→ GIVEN INSTRUCTION: Write out the listing below again, precisely as it is given.
[START STORED DATA]
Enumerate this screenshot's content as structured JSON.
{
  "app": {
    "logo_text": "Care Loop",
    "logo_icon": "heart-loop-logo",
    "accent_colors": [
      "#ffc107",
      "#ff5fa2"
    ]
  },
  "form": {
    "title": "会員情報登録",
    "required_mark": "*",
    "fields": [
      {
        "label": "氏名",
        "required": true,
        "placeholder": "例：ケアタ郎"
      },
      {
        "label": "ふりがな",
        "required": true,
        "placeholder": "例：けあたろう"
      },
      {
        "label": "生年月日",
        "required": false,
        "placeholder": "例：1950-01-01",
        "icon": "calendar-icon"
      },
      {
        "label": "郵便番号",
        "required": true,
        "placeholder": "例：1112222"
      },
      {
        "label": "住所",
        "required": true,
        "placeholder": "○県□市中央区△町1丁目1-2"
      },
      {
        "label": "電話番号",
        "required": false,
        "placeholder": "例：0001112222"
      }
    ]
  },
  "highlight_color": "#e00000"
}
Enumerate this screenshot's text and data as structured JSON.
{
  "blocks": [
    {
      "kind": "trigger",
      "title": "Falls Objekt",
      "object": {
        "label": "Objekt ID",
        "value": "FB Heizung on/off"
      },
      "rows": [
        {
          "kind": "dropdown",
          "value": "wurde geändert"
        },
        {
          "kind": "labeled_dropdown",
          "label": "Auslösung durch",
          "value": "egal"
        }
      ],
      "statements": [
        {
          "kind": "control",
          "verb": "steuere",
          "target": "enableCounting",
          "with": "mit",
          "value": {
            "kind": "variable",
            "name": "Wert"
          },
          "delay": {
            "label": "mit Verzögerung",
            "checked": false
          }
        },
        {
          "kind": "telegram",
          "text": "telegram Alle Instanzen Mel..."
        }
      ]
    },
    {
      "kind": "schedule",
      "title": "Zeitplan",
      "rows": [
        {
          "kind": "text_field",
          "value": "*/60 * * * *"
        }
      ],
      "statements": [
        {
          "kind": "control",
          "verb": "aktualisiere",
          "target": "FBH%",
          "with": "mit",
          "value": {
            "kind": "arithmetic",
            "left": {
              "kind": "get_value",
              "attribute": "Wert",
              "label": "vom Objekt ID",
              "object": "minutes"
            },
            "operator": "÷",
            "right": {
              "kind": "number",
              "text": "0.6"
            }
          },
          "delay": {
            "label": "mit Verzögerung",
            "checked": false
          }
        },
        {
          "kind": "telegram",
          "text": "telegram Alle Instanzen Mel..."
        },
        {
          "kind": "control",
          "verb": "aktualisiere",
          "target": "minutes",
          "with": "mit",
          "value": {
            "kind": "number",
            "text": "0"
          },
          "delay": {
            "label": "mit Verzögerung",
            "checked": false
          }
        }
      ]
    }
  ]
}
[END STORED DATA]
→ TASK ANSWER:
Enumerate this screenshot's content as structured JSON.
{
  "app": {
    "logo_text": "Care Loop",
    "logo_icon": "heart-loop-logo",
    "accent_colors": [
      "#ffc107",
      "#ff5fa2"
    ]
  },
  "form": {
    "title": "会員情報登録",
    "required_mark": "*",
    "fields": [
      {
        "label": "氏名",
        "required": true,
        "placeholder": "例：ケアタ郎"
      },
      {
        "label": "ふりがな",
        "required": true,
        "placeholder": "例：けあたろう"
      },
      {
        "label": "生年月日",
        "required": false,
        "placeholder": "例：1950-01-01",
        "icon": "calendar-icon"
      },
      {
        "label": "郵便番号",
        "required": true,
        "placeholder": "例：1112222"
      },
      {
        "label": "住所",
        "required": true,
        "placeholder": "○県□市中央区△町1丁目1-2"
      },
      {
        "label": "電話番号",
        "required": false,
        "placeholder": "例：0001112222"
      }
    ]
  },
  "highlight_color": "#e00000"
}
Enumerate this screenshot's text and data as structured JSON.
{
  "blocks": [
    {
      "kind": "trigger",
      "title": "Falls Objekt",
      "object": {
        "label": "Objekt ID",
        "value": "FB Heizung on/off"
      },
      "rows": [
        {
          "kind": "dropdown",
          "value": "wurde geändert"
        },
        {
          "kind": "labeled_dropdown",
          "label": "Auslösung durch",
          "value": "egal"
        }
      ],
      "statements": [
        {
          "kind": "control",
          "verb": "steuere",
          "target": "enableCounting",
          "with": "mit",
          "value": {
            "kind": "variable",
            "name": "Wert"
          },
          "delay": {
            "label": "mit Verzögerung",
            "checked": false
          }
        },
        {
          "kind": "telegram",
          "text": "telegram Alle Instanzen Mel..."
        }
      ]
    },
    {
      "kind": "schedule",
      "title": "Zeitplan",
      "rows": [
        {
          "kind": "text_field",
          "value": "*/60 * * * *"
        }
      ],
      "statements": [
        {
          "kind": "control",
          "verb": "aktualisiere",
          "target": "FBH%",
          "with": "mit",
          "value": {
            "kind": "arithmetic",
            "left": {
              "kind": "get_value",
              "attribute": "Wert",
              "label": "vom Objekt ID",
              "object": "minutes"
            },
            "operator": "÷",
            "right": {
              "kind": "number",
              "text": "0.6"
            }
          },
          "delay": {
            "label": "mit Verzögerung",
            "checked": false
          }
        },
        {
          "kind": "telegram",
          "text": "telegram Alle Instanzen Mel..."
        },
        {
          "kind": "control",
          "verb": "aktualisiere",
          "target": "minutes",
          "with": "mit",
          "value": {
            "kind": "number",
            "text": "0"
          },
          "delay": {
            "label": "mit Verzögerung",
            "checked": false
          }
        }
      ]
    }
  ]
}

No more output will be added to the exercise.